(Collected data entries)
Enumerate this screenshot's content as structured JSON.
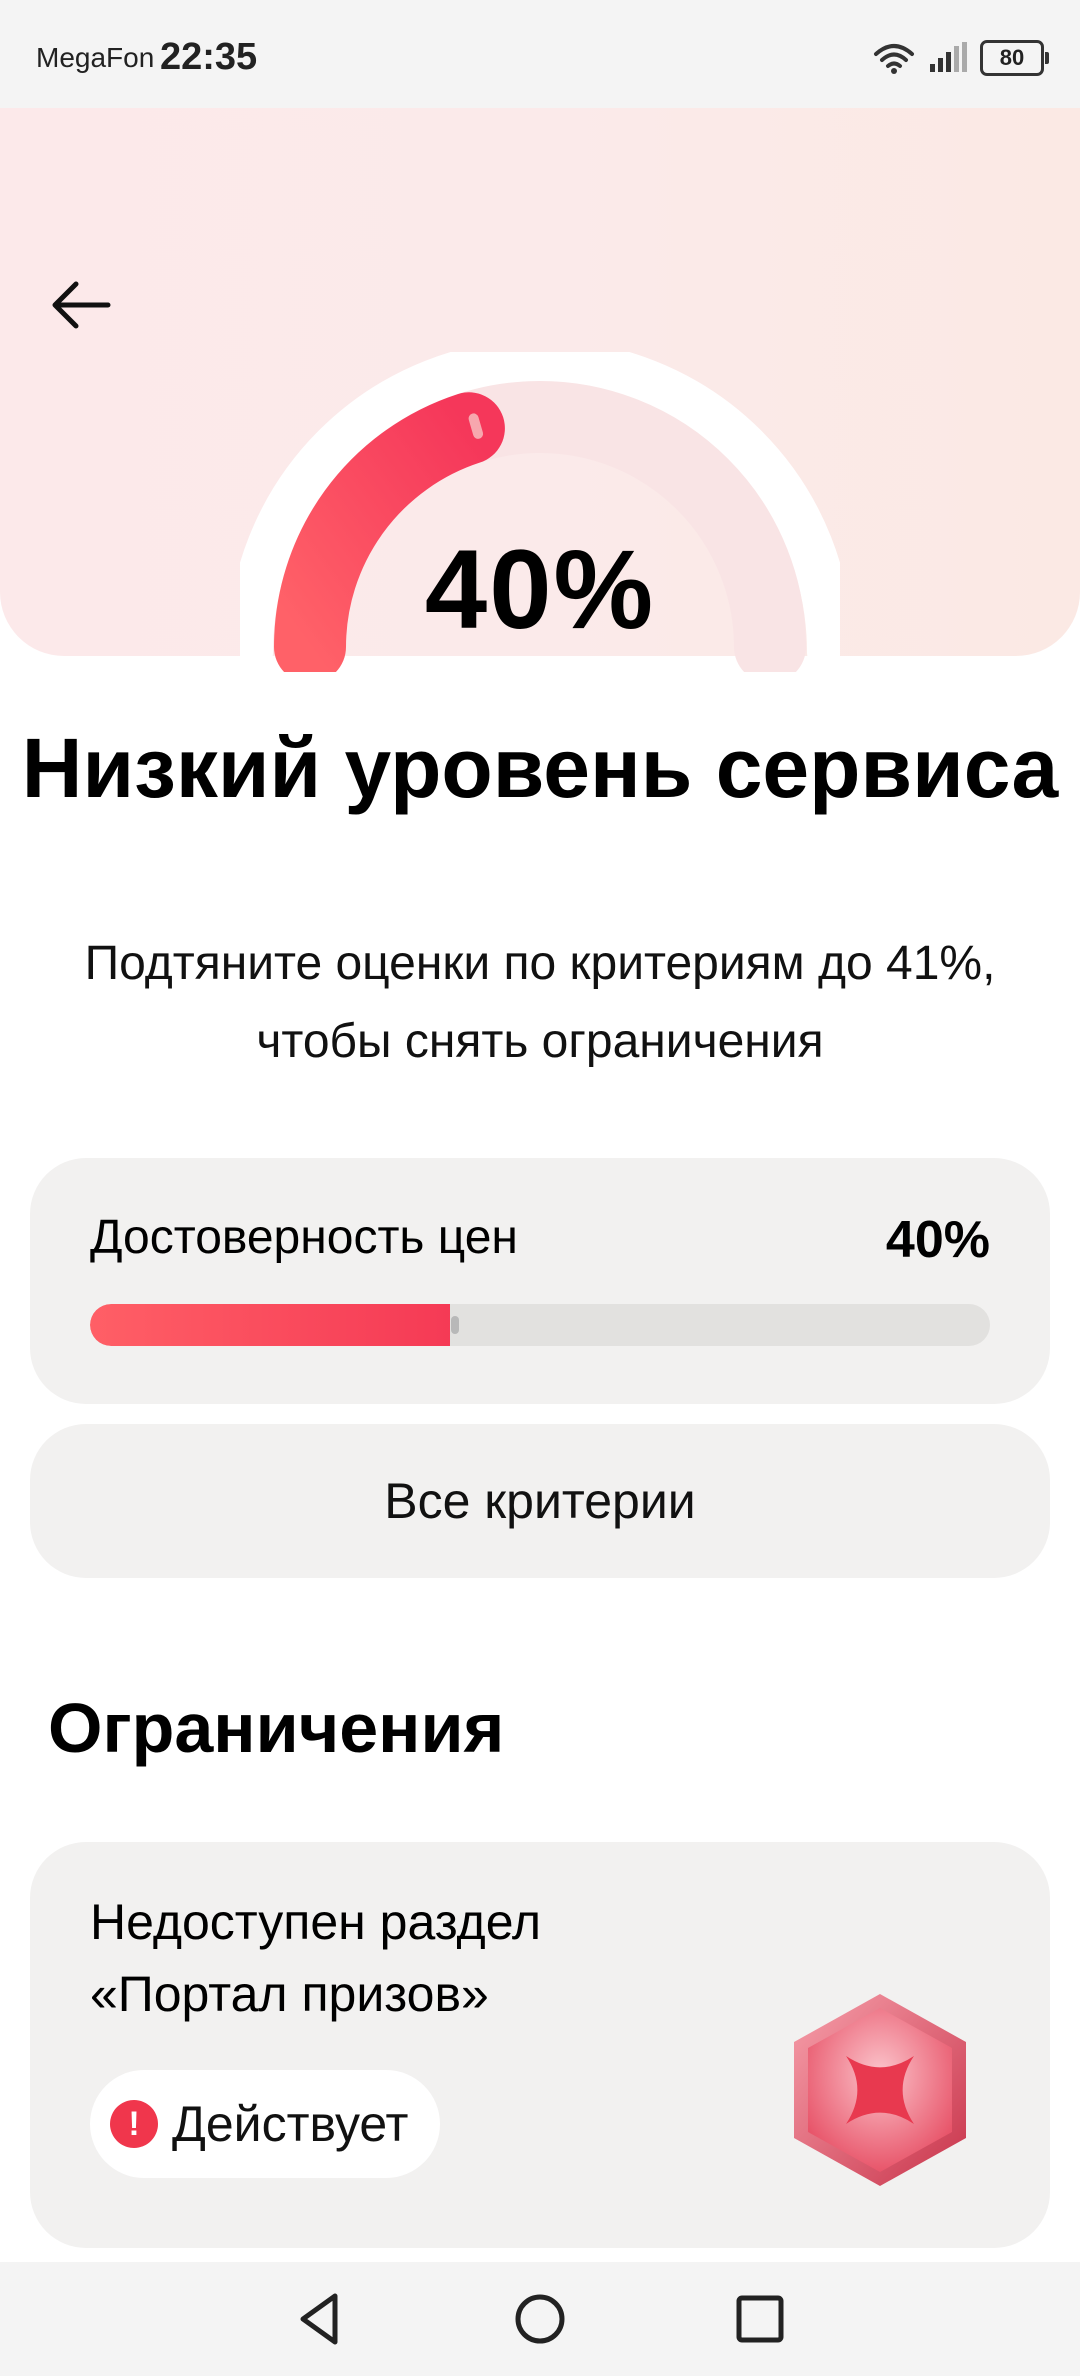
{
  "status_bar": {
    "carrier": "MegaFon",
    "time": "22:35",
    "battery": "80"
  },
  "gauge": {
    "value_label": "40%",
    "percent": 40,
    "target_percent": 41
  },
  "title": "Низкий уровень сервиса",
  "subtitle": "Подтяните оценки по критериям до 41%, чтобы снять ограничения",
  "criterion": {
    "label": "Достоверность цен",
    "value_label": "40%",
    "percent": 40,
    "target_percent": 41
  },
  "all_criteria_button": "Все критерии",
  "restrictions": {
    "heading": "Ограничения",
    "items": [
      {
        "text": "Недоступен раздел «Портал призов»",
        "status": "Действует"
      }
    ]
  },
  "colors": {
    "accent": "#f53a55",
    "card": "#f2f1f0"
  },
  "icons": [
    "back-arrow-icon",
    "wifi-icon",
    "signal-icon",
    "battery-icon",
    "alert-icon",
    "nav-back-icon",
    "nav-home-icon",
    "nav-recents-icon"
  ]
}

**Your objective:** Take the entries shown above and quote them verbatim, passing over the pictures.

**Result of this exercise:**
Enumerate this screenshot's content as structured JSON.
{
  "status_bar": {
    "carrier": "MegaFon",
    "time": "22:35",
    "battery": "80"
  },
  "gauge": {
    "value_label": "40%",
    "percent": 40,
    "target_percent": 41
  },
  "title": "Низкий уровень сервиса",
  "subtitle": "Подтяните оценки по критериям до 41%, чтобы снять ограничения",
  "criterion": {
    "label": "Достоверность цен",
    "value_label": "40%",
    "percent": 40,
    "target_percent": 41
  },
  "all_criteria_button": "Все критерии",
  "restrictions": {
    "heading": "Ограничения",
    "items": [
      {
        "text": "Недоступен раздел «Портал призов»",
        "status": "Действует"
      }
    ]
  },
  "colors": {
    "accent": "#f53a55",
    "card": "#f2f1f0"
  },
  "icons": [
    "back-arrow-icon",
    "wifi-icon",
    "signal-icon",
    "battery-icon",
    "alert-icon",
    "nav-back-icon",
    "nav-home-icon",
    "nav-recents-icon"
  ]
}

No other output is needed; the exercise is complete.